** Begin **

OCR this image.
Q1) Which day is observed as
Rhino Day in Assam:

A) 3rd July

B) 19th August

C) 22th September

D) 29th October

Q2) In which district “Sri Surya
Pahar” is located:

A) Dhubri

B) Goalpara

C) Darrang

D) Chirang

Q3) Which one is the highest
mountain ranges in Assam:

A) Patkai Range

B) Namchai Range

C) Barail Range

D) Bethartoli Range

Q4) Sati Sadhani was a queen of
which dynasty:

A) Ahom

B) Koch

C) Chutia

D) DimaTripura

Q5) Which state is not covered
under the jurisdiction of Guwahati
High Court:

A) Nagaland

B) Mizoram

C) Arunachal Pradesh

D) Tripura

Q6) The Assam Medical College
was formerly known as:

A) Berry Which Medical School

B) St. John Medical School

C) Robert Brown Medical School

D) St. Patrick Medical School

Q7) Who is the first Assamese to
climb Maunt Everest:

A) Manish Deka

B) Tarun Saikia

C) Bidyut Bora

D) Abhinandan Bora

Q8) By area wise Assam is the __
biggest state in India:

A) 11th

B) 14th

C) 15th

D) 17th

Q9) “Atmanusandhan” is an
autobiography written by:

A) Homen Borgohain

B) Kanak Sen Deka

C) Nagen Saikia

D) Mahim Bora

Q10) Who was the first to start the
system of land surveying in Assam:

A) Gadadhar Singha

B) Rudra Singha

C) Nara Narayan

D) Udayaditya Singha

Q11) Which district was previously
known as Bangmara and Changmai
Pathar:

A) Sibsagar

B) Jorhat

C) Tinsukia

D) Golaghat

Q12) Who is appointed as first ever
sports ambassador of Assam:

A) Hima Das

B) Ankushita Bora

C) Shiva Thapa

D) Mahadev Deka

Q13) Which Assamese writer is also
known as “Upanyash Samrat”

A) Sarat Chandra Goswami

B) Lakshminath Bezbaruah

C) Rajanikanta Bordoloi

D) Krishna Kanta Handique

** End **

Using the listing above, show every line that includes the string "Bora".

## RESULT
C) Bidyut Bora
D) Abhinandan Bora
D) Mahim Bora
B) Ankushita Bora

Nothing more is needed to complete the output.